Dataset records:
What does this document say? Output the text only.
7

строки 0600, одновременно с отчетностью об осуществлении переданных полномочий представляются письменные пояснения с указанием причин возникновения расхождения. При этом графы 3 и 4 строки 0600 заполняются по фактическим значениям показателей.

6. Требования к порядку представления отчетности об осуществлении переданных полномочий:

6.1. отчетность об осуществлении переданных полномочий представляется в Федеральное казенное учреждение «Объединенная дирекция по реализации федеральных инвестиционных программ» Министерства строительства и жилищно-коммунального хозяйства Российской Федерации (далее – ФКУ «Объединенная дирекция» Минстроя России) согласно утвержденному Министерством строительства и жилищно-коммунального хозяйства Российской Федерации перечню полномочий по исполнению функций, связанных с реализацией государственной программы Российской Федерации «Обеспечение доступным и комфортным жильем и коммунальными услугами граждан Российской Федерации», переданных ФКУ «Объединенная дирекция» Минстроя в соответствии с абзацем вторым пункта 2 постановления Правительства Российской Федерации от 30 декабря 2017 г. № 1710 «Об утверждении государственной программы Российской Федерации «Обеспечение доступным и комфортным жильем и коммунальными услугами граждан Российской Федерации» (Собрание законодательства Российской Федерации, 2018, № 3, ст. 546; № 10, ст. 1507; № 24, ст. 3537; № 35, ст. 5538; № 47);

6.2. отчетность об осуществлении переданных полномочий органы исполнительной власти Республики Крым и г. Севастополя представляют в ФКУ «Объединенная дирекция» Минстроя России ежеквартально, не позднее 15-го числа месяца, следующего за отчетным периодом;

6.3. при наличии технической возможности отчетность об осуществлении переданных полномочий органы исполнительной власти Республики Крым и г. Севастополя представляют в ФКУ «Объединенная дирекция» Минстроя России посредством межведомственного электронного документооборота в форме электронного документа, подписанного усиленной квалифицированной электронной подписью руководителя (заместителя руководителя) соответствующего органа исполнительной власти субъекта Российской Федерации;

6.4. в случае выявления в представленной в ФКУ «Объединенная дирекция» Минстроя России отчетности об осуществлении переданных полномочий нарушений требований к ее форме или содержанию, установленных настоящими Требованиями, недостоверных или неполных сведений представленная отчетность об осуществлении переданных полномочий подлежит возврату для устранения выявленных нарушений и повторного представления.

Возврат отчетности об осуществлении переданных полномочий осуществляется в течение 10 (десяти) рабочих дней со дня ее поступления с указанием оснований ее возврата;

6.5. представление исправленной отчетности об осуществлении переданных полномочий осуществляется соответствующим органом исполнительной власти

Written exercise: Extract every record and return it verbatim.

Output of the task:
What does this document say? Output the text only.
7

строки 0600, одновременно с отчетностью об осуществлении переданных полномочий представляются письменные пояснения с указанием причин возникновения расхождения. При этом графы 3 и 4 строки 0600 заполняются по фактическим значениям показателей.

6. Требования к порядку представления отчетности об осуществлении переданных полномочий:

6.1. отчетность об осуществлении переданных полномочий представляется в Федеральное казенное учреждение «Объединенная дирекция по реализации федеральных инвестиционных программ» Министерства строительства и жилищно-коммунального хозяйства Российской Федерации (далее – ФКУ «Объединенная дирекция» Минстроя России) согласно утвержденному Министерством строительства и жилищно-коммунального хозяйства Российской Федерации перечню полномочий по исполнению функций, связанных с реализацией государственной программы Российской Федерации «Обеспечение доступным и комфортным жильем и коммунальными услугами граждан Российской Федерации», переданных ФКУ «Объединенная дирекция» Минстроя в соответствии с абзацем вторым пункта 2 постановления Правительства Российской Федерации от 30 декабря 2017 г. № 1710 «Об утверждении государственной программы Российской Федерации «Обеспечение доступным и комфортным жильем и коммунальными услугами граждан Российской Федерации» (Собрание законодательства Российской Федерации, 2018, № 3, ст. 546; № 10, ст. 1507; № 24, ст. 3537; № 35, ст. 5538; № 47);

6.2. отчетность об осуществлении переданных полномочий органы исполнительной власти Республики Крым и г. Севастополя представляют в ФКУ «Объединенная дирекция» Минстроя России ежеквартально, не позднее 15-го числа месяца, следующего за отчетным периодом;

6.3. при наличии технической возможности отчетность об осуществлении переданных полномочий органы исполнительной власти Республики Крым и г. Севастополя представляют в ФКУ «Объединенная дирекция» Минстроя России посредством межведомственного электронного документооборота в форме электронного документа, подписанного усиленной квалифицированной электронной подписью руководителя (заместителя руководителя) соответствующего органа исполнительной власти субъекта Российской Федерации;

6.4. в случае выявления в представленной в ФКУ «Объединенная дирекция» Минстроя России отчетности об осуществлении переданных полномочий нарушений требований к ее форме или содержанию, установленных настоящими Требованиями, недостоверных или неполных сведений представленная отчетность об осуществлении переданных полномочий подлежит возврату для устранения выявленных нарушений и повторного представления.

Возврат отчетности об осуществлении переданных полномочий осуществляется в течение 10 (десяти) рабочих дней со дня ее поступления с указанием оснований ее возврата;

6.5. представление исправленной отчетности об осуществлении переданных полномочий осуществляется соответствующим органом исполнительной власти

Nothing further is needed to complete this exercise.